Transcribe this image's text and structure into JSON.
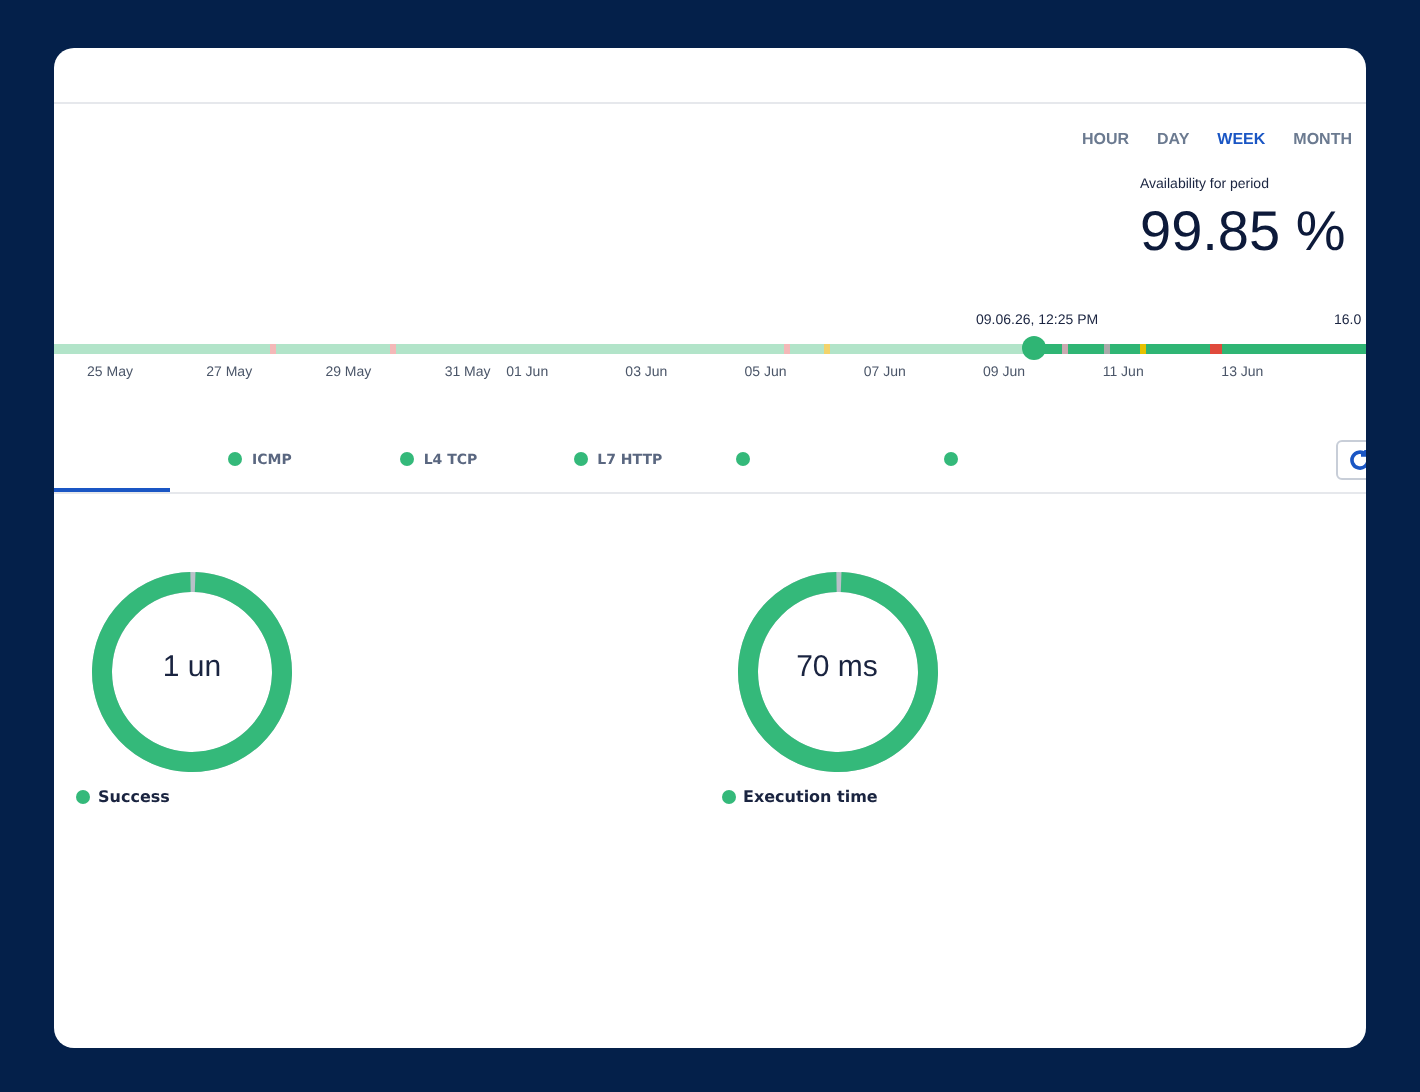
{
  "periods": [
    {
      "label": "HOUR",
      "selected": false
    },
    {
      "label": "DAY",
      "selected": false
    },
    {
      "label": "WEEK",
      "selected": true
    },
    {
      "label": "MONTH",
      "selected": false
    }
  ],
  "availability": {
    "label": "Availability for period",
    "value": "99.85 %"
  },
  "timeline": {
    "marker_label": "09.06.26, 12:25 PM",
    "end_label": "16.0",
    "dates": [
      "25 May",
      "27 May",
      "29 May",
      "31 May",
      "01 Jun",
      "03 Jun",
      "05 Jun",
      "07 Jun",
      "09 Jun",
      "11 Jun",
      "13 Jun"
    ]
  },
  "checks": [
    {
      "selected": true
    },
    {
      "label": "ICMP",
      "selected": false,
      "color": "#34b97a"
    },
    {
      "label": "L4 TCP",
      "selected": false,
      "color": "#34b97a"
    },
    {
      "label": "L7 HTTP",
      "selected": false,
      "color": "#34b97a"
    },
    {
      "selected": false,
      "color": "#34b97a"
    },
    {
      "selected": false,
      "color": "#34b97a"
    }
  ],
  "gauges": [
    {
      "value": "1 un",
      "legend": "Success",
      "color": "#34b97a"
    },
    {
      "value": "70 ms",
      "legend": "Execution time",
      "color": "#34b97a"
    }
  ]
}
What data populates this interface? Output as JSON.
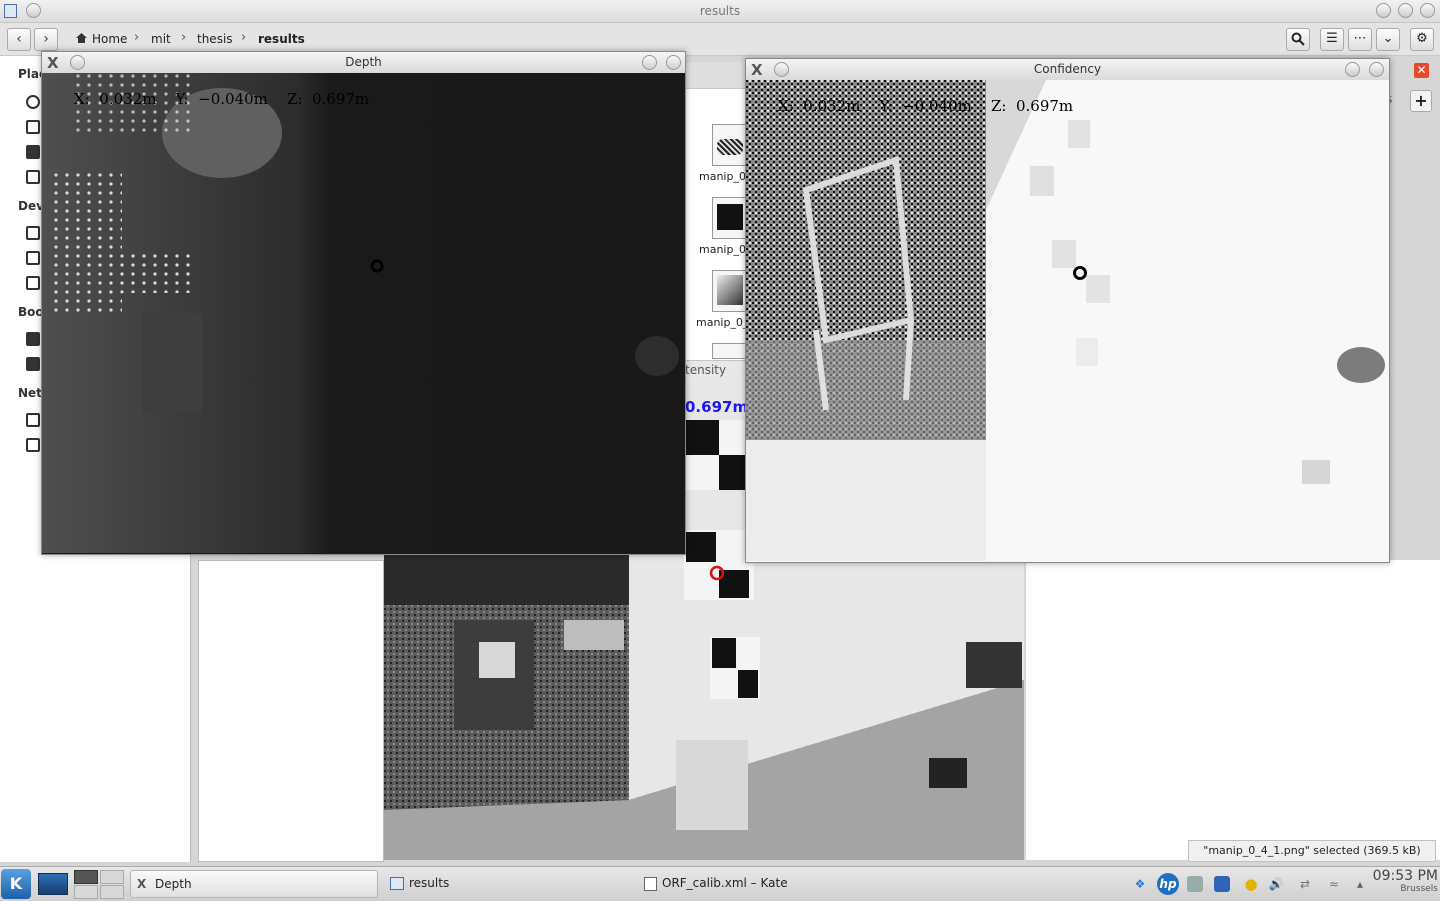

OBJECTIVE: List all lines holding the string "legend".

EXERCISE RESPONSE:
      "legend": "Success",
      "legend": "Execution time",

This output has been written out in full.